┏━━

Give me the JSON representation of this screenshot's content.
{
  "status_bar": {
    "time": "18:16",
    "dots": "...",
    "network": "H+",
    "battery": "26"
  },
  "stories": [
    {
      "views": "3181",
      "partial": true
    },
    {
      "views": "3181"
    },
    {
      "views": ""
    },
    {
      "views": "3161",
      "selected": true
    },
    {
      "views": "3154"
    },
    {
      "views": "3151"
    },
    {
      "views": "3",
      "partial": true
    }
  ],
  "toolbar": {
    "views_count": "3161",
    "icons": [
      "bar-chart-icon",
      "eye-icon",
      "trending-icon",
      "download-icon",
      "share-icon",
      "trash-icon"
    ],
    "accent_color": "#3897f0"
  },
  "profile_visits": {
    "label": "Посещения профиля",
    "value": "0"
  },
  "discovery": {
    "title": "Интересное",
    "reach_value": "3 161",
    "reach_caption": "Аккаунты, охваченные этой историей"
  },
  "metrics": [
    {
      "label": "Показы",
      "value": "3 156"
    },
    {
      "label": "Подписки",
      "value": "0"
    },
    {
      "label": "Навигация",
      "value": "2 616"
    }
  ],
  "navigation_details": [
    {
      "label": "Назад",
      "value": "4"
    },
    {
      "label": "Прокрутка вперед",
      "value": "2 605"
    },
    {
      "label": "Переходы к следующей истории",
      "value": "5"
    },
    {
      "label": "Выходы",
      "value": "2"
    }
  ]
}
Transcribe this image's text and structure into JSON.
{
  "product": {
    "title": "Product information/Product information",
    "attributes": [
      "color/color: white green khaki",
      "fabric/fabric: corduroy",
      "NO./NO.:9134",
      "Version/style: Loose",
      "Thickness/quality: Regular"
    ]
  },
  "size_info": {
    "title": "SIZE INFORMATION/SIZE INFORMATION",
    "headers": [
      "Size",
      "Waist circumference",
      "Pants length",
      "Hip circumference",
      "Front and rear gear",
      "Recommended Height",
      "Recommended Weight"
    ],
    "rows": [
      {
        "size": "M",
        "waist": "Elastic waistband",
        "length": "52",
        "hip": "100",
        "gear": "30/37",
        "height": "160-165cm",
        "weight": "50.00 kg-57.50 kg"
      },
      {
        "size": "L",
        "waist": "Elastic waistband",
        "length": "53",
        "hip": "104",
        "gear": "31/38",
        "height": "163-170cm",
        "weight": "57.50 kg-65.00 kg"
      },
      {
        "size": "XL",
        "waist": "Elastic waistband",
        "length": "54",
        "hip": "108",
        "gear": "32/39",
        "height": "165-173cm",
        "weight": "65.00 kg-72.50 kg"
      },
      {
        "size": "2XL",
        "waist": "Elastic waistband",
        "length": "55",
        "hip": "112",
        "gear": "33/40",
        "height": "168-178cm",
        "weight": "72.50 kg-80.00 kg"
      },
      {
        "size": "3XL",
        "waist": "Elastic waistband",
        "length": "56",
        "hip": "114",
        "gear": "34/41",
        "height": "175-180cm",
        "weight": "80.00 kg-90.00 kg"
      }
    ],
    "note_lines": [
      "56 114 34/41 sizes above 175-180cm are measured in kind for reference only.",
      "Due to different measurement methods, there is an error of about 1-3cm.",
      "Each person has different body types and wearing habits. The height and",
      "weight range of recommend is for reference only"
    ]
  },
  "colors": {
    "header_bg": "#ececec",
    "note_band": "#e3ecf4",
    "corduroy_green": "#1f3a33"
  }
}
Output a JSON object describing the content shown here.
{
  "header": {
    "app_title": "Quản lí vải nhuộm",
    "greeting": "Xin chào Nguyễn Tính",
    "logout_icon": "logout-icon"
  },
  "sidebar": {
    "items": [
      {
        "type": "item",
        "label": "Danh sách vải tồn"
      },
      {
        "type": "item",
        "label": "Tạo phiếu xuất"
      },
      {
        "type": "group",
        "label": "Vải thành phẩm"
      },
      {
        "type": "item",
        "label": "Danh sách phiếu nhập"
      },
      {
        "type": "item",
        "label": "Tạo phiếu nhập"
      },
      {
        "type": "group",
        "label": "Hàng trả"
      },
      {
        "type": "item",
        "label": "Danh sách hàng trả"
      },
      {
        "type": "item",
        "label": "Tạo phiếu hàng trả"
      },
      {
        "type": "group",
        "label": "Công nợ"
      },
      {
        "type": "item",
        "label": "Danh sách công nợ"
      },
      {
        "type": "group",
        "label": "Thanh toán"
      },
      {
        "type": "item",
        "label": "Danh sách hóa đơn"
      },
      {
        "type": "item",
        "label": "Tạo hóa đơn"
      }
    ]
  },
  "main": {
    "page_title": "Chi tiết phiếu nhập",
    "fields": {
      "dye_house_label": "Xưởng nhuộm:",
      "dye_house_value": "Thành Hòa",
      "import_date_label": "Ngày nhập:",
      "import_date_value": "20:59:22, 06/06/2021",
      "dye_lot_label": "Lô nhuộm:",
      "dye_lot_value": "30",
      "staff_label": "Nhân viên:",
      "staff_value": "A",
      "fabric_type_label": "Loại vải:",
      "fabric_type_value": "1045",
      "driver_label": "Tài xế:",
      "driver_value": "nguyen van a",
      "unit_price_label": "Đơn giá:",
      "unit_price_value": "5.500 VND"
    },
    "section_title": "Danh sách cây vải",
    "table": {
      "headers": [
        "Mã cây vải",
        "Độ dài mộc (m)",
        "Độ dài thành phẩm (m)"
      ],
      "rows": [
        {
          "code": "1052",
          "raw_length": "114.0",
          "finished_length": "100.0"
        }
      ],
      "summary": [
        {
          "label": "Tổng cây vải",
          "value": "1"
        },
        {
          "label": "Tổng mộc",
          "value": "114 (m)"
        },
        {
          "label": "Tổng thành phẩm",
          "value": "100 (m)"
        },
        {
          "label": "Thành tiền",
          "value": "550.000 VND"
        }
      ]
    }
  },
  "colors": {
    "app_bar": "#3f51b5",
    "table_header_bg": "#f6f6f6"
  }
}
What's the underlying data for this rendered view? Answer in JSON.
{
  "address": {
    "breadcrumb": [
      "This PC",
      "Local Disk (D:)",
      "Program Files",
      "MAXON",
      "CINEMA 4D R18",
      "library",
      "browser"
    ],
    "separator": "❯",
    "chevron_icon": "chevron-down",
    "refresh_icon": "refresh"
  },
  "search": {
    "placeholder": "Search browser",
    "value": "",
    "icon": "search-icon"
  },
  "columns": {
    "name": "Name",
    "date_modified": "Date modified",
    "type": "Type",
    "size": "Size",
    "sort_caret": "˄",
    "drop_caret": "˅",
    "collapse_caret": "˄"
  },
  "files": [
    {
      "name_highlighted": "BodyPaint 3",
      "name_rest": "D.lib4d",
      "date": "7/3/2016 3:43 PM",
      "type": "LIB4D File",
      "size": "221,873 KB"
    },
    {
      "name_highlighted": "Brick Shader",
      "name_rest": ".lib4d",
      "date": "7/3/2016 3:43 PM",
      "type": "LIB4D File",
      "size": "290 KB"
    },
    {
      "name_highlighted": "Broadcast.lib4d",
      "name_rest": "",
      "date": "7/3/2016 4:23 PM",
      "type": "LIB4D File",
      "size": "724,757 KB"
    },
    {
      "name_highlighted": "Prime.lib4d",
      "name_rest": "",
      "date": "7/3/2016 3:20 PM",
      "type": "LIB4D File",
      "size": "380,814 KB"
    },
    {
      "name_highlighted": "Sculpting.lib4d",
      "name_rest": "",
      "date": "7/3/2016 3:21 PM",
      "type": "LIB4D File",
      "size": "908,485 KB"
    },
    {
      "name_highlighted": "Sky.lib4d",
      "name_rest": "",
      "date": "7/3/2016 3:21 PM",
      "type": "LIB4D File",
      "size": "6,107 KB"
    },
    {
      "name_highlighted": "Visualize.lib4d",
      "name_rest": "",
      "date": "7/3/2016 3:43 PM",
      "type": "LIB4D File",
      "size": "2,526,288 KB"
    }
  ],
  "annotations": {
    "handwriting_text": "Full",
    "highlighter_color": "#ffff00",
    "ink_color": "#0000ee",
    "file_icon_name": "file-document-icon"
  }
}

┗━━

■ OBJECTIVE: Give the number of lines that hold the word "only" in these records, with nothing added.

■ SOLUTION TO THIS TASK: 2